今日の様な寒い夜は、焼酎のお湯割り梅干し入りを呑む。

焼酎のお湯割り梅干し入りを呑みたびに、以前勤めていた会社の営業部の部長だった「藤本さん」を思い出す。

こんな寒い時期に、毎年有楽町にあった大きなイベント会場で毎年行われていた某大手旅行代理店のイベントを当時勤めていた広告代理店がいつも任されていた。

そんなイベントのある日の打ち上げで、「藤本さん」は先輩のディレクター、営業部数人と自分を新橋のガード下の大きな店に連れて行ってくれたのだった。

いつも行くような新宿、渋谷の店には無いような雑多な大人の雰囲気に、自分は飲み込まれて行った。

勿論上司だった「藤本さん」にオーダーは任される訳で、初めて、焼酎のお湯割りの梅干し入りが出て来た。そして少しのおつまみ。

見様見真似で、となりに座るディレクターがやる様に、中に入っている梅干しを潰してそして冷えた身体にその、暖かい焼酎のお湯割り梅干し入りを身体の中に入れた。

はぁ〜、美味しい、暖まる…。

________________________

■ 課題の内容
上にある焼酎のお湯割り梅干し入りの文章を、最初から最後まで一字も変えずに複製してください。

________________________

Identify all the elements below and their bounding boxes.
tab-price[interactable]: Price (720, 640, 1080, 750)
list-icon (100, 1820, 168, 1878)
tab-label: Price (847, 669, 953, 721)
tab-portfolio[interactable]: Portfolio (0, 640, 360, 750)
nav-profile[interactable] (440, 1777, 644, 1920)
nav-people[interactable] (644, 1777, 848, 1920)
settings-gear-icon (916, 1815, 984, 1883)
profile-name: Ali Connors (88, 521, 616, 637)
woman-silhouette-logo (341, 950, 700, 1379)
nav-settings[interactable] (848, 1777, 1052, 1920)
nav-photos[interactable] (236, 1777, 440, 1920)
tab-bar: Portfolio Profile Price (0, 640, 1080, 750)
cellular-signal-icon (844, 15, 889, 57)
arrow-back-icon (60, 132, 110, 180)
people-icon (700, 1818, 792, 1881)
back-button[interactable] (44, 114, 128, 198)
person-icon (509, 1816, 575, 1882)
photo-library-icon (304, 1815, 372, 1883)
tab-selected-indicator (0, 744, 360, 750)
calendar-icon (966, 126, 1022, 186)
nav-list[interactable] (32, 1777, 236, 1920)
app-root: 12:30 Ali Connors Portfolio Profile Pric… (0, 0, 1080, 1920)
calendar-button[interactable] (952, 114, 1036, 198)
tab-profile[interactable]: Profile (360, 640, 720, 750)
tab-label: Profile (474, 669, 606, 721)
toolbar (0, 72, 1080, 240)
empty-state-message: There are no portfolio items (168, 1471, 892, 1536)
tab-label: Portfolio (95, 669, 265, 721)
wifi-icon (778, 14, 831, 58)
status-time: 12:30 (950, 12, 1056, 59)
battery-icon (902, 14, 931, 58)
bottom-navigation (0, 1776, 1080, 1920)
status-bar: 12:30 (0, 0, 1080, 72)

________________________

■ 解答
今日の様な寒い夜は、焼酎のお湯割り梅干し入りを呑む。

焼酎のお湯割り梅干し入りを呑みたびに、以前勤めていた会社の営業部の部長だった「藤本さん」を思い出す。

こんな寒い時期に、毎年有楽町にあった大きなイベント会場で毎年行われていた某大手旅行代理店のイベントを当時勤めていた広告代理店がいつも任されていた。

そんなイベントのある日の打ち上げで、「藤本さん」は先輩のディレクター、営業部数人と自分を新橋のガード下の大きな店に連れて行ってくれたのだった。

いつも行くような新宿、渋谷の店には無いような雑多な大人の雰囲気に、自分は飲み込まれて行った。

勿論上司だった「藤本さん」にオーダーは任される訳で、初めて、焼酎のお湯割りの梅干し入りが出て来た。そして少しのおつまみ。

見様見真似で、となりに座るディレクターがやる様に、中に入っている梅干しを潰してそして冷えた身体にその、暖かい焼酎のお湯割り梅干し入りを身体の中に入れた。

はぁ〜、美味しい、暖まる…。